▸ Your task: In the listing that follows, how many lines hold the string "type"? Answer with the number only.

▸ Task input:

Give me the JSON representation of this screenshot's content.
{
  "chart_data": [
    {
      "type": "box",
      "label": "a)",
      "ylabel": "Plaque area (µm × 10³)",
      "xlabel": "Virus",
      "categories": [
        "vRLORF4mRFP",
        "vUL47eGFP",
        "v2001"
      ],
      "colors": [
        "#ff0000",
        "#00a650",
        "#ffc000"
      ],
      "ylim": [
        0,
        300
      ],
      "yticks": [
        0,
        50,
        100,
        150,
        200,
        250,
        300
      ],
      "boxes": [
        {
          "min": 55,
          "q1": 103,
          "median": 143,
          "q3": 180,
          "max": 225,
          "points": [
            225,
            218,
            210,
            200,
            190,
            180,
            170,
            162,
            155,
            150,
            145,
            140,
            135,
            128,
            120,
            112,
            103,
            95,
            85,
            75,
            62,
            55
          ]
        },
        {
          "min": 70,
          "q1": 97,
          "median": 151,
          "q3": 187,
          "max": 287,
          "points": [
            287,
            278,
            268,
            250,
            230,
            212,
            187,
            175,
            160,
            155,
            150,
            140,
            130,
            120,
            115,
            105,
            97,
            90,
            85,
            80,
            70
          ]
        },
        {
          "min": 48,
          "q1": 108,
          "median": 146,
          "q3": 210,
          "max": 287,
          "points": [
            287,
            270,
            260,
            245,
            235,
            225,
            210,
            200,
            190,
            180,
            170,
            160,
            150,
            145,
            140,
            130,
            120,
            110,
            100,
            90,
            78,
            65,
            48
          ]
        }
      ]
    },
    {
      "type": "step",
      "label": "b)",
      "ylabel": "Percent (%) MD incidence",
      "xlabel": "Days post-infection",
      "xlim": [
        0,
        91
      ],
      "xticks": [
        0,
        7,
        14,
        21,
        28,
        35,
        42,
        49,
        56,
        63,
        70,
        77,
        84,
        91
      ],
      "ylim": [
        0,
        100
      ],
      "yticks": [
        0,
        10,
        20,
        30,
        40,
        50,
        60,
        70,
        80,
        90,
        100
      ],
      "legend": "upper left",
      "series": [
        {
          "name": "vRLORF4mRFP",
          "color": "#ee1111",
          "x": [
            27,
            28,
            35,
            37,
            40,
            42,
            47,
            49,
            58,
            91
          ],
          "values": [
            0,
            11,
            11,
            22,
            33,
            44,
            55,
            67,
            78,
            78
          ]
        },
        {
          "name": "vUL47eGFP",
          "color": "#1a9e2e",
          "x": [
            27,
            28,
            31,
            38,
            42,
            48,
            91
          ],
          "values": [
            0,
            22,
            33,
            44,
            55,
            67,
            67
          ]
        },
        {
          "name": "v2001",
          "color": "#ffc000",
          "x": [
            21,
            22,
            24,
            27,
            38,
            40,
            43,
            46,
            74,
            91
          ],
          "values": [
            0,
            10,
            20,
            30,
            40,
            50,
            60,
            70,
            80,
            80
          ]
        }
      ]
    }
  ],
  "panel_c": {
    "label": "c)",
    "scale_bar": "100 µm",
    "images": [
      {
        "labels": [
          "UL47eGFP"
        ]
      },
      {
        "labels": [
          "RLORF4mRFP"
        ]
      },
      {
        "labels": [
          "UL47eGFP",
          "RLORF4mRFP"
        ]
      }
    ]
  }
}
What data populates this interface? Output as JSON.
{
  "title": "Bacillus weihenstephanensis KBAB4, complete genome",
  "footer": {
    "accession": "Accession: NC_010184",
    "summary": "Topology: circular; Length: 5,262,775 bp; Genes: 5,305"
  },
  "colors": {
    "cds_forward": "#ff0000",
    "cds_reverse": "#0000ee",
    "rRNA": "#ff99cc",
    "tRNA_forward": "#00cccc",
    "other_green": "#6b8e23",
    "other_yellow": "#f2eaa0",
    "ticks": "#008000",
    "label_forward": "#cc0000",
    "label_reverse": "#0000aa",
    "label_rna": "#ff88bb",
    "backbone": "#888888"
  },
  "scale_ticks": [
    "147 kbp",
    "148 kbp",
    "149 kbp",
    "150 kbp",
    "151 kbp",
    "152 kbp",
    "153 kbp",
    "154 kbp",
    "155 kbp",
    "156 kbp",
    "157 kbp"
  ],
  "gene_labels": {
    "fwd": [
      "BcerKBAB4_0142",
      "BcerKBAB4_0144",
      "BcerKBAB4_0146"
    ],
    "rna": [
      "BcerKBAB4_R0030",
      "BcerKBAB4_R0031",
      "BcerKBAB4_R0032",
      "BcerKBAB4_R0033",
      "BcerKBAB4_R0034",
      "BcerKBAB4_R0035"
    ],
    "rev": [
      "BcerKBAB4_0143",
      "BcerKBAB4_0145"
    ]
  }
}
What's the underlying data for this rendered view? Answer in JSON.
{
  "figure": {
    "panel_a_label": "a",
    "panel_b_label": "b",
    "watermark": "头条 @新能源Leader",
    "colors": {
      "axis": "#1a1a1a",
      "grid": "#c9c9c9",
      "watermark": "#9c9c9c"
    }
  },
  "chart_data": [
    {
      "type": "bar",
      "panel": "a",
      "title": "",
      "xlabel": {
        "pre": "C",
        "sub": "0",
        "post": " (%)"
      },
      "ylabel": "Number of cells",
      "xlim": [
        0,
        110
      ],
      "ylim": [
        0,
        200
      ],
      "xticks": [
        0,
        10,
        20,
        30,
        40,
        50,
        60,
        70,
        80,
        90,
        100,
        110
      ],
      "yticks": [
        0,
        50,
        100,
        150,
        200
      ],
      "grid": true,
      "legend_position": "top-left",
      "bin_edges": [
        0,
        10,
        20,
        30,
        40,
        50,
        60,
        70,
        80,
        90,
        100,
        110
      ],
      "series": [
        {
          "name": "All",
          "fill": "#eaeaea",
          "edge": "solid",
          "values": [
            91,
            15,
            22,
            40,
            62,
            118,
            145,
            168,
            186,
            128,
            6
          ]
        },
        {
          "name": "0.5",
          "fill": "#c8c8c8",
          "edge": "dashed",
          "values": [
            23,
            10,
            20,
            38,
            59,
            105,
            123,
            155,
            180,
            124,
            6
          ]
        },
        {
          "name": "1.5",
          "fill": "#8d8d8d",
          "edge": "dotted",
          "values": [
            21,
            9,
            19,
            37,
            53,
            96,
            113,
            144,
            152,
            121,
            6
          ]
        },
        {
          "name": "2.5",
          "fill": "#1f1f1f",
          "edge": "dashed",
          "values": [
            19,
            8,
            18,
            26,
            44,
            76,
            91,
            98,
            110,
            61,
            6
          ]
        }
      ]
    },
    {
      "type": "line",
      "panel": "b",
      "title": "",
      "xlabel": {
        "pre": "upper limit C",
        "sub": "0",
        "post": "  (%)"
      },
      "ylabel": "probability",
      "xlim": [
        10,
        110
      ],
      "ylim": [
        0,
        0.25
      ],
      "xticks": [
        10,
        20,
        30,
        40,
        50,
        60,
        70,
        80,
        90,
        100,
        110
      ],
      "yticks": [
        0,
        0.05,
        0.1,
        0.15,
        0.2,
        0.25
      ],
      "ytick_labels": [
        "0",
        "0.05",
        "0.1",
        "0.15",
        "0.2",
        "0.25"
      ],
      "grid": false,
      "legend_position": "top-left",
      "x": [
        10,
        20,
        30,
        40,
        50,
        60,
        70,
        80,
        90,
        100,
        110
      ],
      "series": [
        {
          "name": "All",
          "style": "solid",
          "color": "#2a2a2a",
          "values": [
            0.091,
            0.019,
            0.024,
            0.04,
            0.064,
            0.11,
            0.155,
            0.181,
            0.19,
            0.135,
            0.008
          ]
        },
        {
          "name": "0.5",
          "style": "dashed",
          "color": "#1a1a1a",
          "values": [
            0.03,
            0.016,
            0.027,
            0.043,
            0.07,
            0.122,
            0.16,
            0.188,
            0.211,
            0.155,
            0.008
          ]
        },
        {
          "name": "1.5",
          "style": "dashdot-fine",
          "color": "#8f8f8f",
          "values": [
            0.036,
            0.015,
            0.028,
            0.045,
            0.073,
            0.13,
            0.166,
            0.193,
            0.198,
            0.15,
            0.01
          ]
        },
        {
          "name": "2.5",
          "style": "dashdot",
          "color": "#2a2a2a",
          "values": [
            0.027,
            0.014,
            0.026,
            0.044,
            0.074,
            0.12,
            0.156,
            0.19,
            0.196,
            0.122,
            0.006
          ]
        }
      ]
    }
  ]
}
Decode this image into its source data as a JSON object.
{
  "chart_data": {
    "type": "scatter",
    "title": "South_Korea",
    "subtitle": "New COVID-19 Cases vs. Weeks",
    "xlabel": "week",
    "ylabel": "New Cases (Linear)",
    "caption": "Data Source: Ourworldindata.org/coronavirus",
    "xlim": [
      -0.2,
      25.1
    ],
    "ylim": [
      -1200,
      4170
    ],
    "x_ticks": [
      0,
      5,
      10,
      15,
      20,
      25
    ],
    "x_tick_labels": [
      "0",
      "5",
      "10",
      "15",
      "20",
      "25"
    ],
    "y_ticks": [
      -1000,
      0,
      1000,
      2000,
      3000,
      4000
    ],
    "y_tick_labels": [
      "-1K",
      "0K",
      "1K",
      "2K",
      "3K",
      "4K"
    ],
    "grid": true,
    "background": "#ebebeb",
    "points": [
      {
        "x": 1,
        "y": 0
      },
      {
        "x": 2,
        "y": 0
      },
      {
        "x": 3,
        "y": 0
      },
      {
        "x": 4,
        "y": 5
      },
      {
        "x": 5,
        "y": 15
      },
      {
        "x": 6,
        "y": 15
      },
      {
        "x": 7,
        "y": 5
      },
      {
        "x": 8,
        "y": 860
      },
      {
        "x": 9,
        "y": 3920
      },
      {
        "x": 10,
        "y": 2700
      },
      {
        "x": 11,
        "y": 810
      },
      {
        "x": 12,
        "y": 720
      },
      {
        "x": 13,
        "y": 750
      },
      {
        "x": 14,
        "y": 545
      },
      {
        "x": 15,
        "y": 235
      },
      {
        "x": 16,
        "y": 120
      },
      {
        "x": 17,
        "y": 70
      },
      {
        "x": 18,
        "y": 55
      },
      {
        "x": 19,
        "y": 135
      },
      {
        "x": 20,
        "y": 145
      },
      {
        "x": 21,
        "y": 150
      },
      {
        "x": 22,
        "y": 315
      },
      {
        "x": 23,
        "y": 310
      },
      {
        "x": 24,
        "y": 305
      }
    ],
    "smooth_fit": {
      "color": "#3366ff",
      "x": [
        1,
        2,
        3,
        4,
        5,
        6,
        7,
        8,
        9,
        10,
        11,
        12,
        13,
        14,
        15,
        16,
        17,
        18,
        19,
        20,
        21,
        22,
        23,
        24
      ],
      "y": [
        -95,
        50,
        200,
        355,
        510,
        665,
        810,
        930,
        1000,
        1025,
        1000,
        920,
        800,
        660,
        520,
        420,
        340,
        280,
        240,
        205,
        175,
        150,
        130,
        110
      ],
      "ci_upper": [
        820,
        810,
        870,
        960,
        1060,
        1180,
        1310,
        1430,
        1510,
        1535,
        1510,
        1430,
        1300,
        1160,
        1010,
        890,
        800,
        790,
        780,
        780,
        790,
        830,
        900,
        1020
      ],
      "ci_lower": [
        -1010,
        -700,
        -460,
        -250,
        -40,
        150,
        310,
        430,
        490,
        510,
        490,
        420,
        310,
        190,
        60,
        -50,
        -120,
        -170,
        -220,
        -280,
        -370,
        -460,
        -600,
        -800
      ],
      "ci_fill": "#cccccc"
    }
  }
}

▸ Result of the task: 5